[Stored rows]
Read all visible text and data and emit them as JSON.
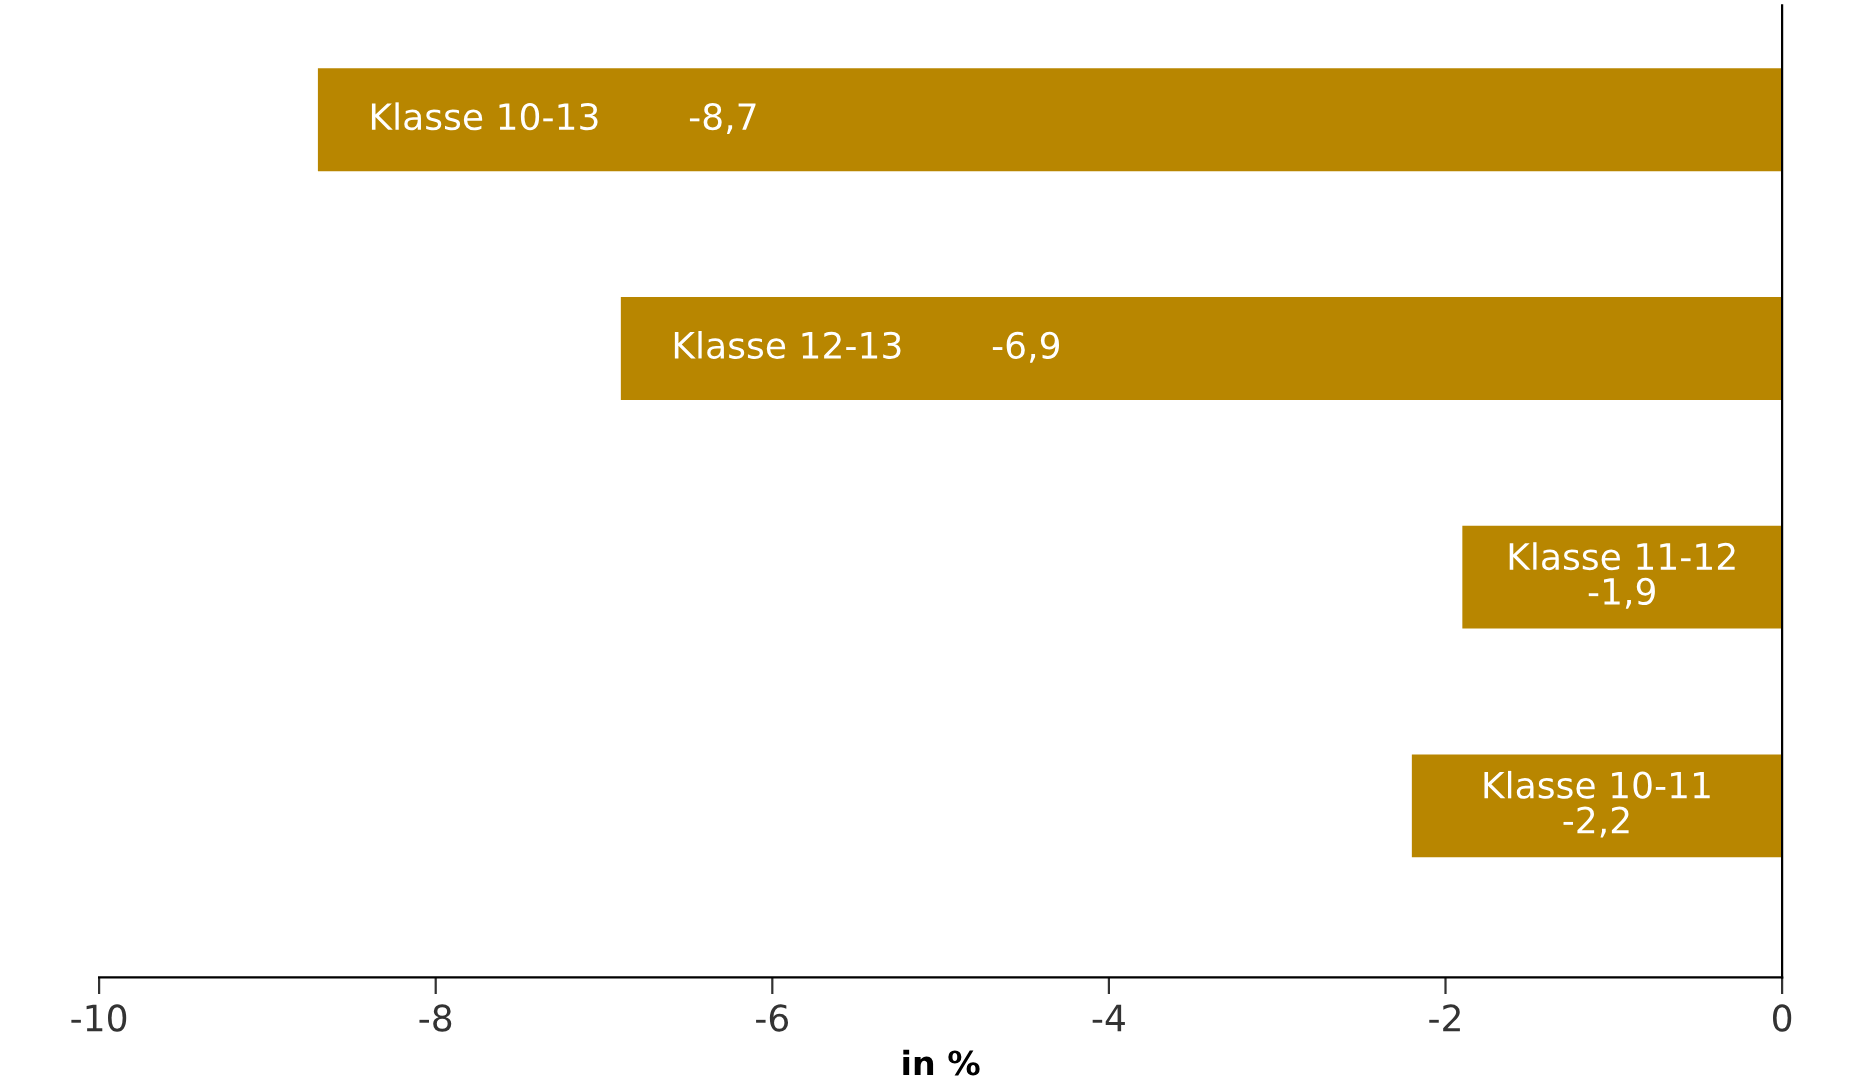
{
  "chart_data": {
    "type": "bar",
    "orientation": "horizontal",
    "xlabel": "in %",
    "categories": [
      "Klasse 10-13",
      "Klasse 12-13",
      "Klasse 11-12",
      "Klasse 10-11"
    ],
    "values": [
      -8.7,
      -6.9,
      -1.9,
      -2.2
    ],
    "value_labels": [
      "-8,7",
      "-6,9",
      "-1,9",
      "-2,2"
    ],
    "color": "#b88600",
    "xlim": [
      -10,
      0
    ],
    "xticks": [
      -10,
      -8,
      -6,
      -4,
      -2,
      0
    ],
    "tick_labels": "x",
    "grid": false
  }
}
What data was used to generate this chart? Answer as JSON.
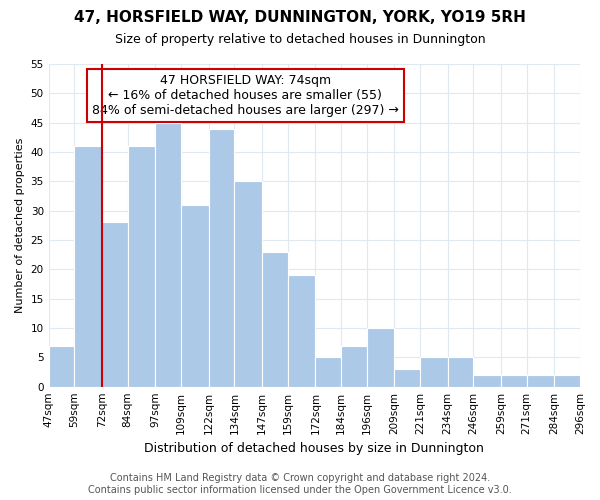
{
  "title": "47, HORSFIELD WAY, DUNNINGTON, YORK, YO19 5RH",
  "subtitle": "Size of property relative to detached houses in Dunnington",
  "xlabel": "Distribution of detached houses by size in Dunnington",
  "ylabel": "Number of detached properties",
  "bin_edges": [
    47,
    59,
    72,
    84,
    97,
    109,
    122,
    134,
    147,
    159,
    172,
    184,
    196,
    209,
    221,
    234,
    246,
    259,
    271,
    284,
    296
  ],
  "bin_labels": [
    "47sqm",
    "59sqm",
    "72sqm",
    "84sqm",
    "97sqm",
    "109sqm",
    "122sqm",
    "134sqm",
    "147sqm",
    "159sqm",
    "172sqm",
    "184sqm",
    "196sqm",
    "209sqm",
    "221sqm",
    "234sqm",
    "246sqm",
    "259sqm",
    "271sqm",
    "284sqm",
    "296sqm"
  ],
  "counts": [
    7,
    41,
    28,
    41,
    45,
    31,
    44,
    35,
    23,
    19,
    5,
    7,
    10,
    3,
    5,
    5,
    2,
    2,
    2,
    2
  ],
  "bar_color": "#adc9e8",
  "bar_edge_color": "#ffffff",
  "highlight_line_color": "#cc0000",
  "annotation_text_line1": "47 HORSFIELD WAY: 74sqm",
  "annotation_text_line2": "← 16% of detached houses are smaller (55)",
  "annotation_text_line3": "84% of semi-detached houses are larger (297) →",
  "annotation_box_facecolor": "#ffffff",
  "annotation_box_edgecolor": "#cc0000",
  "ylim": [
    0,
    55
  ],
  "yticks": [
    0,
    5,
    10,
    15,
    20,
    25,
    30,
    35,
    40,
    45,
    50,
    55
  ],
  "footer_line1": "Contains HM Land Registry data © Crown copyright and database right 2024.",
  "footer_line2": "Contains public sector information licensed under the Open Government Licence v3.0.",
  "background_color": "#ffffff",
  "plot_bg_color": "#ffffff",
  "grid_color": "#e0e8f0",
  "title_fontsize": 11,
  "subtitle_fontsize": 9,
  "ylabel_fontsize": 8,
  "xlabel_fontsize": 9,
  "tick_fontsize": 7.5,
  "annotation_fontsize": 9,
  "footer_fontsize": 7
}
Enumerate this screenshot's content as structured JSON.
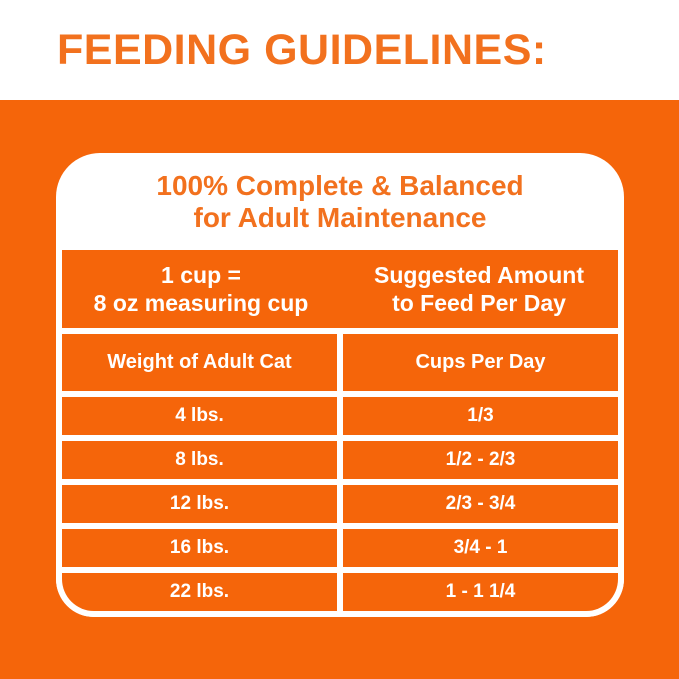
{
  "page": {
    "title": "FEEDING GUIDELINES:"
  },
  "card": {
    "title_line1": "100% Complete & Balanced",
    "title_line2": "for Adult Maintenance",
    "info": {
      "left_line1": "1 cup =",
      "left_line2": "8 oz measuring cup",
      "right_line1": "Suggested Amount",
      "right_line2": "to Feed Per Day"
    },
    "columns": [
      "Weight of Adult Cat",
      "Cups Per Day"
    ],
    "rows": [
      {
        "weight": "4 lbs.",
        "cups": "1/3"
      },
      {
        "weight": "8 lbs.",
        "cups": "1/2 - 2/3"
      },
      {
        "weight": "12 lbs.",
        "cups": "2/3 - 3/4"
      },
      {
        "weight": "16 lbs.",
        "cups": "3/4 - 1"
      },
      {
        "weight": "22 lbs.",
        "cups": "1 - 1 1/4"
      }
    ]
  },
  "colors": {
    "orange_background": "#F5650A",
    "orange_text": "#F2711E",
    "table_text": "#FFFFFF"
  }
}
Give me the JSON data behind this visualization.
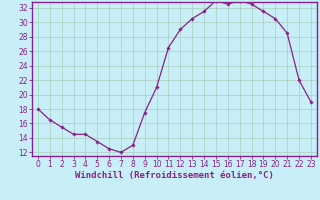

[Job]
The lines to repeat start at the one holding "Enumerate this screenshot's" and run through the last line of the records above; write them out exactly, both ends included, but not the pictures.

[Final result]
Enumerate this screenshot's content as structured JSON.
{
  "page": {
    "title": "FEEDING GUIDELINES:"
  },
  "card": {
    "title_line1": "100% Complete & Balanced",
    "title_line2": "for Adult Maintenance",
    "info": {
      "left_line1": "1 cup =",
      "left_line2": "8 oz measuring cup",
      "right_line1": "Suggested Amount",
      "right_line2": "to Feed Per Day"
    },
    "columns": [
      "Weight of Adult Cat",
      "Cups Per Day"
    ],
    "rows": [
      {
        "weight": "4 lbs.",
        "cups": "1/3"
      },
      {
        "weight": "8 lbs.",
        "cups": "1/2 - 2/3"
      },
      {
        "weight": "12 lbs.",
        "cups": "2/3 - 3/4"
      },
      {
        "weight": "16 lbs.",
        "cups": "3/4 - 1"
      },
      {
        "weight": "22 lbs.",
        "cups": "1 - 1 1/4"
      }
    ]
  },
  "colors": {
    "orange_background": "#F5650A",
    "orange_text": "#F2711E",
    "table_text": "#FFFFFF"
  }
}
Give me the JSON data behind this visualization.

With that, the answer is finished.